» **INSTRUCTIONS TO FOLLOW**:
Scan the entries below and extract each line with the word "Compare" in it.

» **ENTRIES SHOWN**:
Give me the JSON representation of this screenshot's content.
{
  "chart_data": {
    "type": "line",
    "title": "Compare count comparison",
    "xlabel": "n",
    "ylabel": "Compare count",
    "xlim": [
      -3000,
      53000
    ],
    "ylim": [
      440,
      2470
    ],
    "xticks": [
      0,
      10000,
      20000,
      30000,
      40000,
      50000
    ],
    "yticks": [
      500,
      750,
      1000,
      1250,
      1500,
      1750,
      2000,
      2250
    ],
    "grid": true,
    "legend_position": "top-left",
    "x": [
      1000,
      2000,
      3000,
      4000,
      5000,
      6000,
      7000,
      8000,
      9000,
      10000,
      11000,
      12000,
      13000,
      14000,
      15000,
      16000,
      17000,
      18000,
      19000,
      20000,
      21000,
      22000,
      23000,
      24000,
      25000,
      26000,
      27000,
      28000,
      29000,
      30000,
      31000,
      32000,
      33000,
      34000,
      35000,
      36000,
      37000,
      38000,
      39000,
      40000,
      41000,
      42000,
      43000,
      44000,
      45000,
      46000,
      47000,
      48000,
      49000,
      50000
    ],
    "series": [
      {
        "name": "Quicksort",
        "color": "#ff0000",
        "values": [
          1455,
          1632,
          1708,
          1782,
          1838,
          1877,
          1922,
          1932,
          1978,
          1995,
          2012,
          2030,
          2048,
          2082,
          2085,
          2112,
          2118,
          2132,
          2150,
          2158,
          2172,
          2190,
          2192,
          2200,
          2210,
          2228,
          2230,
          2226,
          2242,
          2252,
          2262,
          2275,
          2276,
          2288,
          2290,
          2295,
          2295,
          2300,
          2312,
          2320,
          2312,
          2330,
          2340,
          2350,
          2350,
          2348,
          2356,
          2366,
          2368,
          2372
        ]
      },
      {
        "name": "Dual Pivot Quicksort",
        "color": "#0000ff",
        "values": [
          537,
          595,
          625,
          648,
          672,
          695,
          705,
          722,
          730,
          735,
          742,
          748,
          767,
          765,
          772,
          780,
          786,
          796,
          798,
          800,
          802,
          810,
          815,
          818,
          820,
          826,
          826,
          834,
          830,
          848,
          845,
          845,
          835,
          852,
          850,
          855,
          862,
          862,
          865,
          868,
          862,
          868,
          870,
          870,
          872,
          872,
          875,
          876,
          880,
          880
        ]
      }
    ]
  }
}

» **TASK RESPONSE**:
    "title": "Compare count comparison",
    "ylabel": "Compare count",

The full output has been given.